■ **What is expected**
How many lines of the records hold the string "icon"? Reply with the number alone.

■ **Extracted material**
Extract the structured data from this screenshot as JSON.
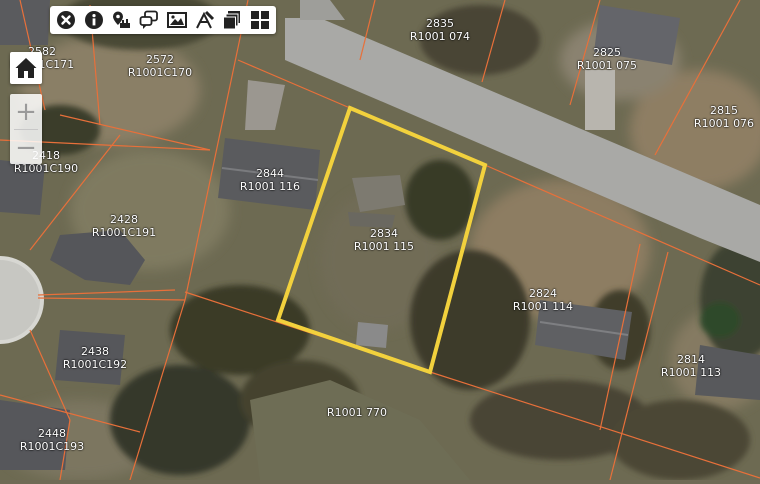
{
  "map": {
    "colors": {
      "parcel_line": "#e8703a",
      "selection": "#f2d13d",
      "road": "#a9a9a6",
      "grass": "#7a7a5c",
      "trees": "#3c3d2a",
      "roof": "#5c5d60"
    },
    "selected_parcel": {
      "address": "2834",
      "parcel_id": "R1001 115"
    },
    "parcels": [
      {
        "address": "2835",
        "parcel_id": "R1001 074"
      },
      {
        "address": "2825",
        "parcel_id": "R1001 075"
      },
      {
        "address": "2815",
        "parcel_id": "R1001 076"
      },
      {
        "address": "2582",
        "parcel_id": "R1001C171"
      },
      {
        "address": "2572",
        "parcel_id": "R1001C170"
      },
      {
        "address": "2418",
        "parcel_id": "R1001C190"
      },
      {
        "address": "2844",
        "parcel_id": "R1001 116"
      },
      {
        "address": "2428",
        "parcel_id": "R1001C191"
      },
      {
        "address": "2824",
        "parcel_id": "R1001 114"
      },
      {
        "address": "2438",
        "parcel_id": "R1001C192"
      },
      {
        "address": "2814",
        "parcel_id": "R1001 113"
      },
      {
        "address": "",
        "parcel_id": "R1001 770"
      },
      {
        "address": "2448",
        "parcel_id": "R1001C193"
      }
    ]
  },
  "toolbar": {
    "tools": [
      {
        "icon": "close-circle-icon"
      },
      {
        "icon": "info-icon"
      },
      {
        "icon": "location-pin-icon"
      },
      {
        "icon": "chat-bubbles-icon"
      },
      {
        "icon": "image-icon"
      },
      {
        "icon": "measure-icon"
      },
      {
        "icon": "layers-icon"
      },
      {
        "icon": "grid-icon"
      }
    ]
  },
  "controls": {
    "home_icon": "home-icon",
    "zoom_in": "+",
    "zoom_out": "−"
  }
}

■ **Response to the task**
9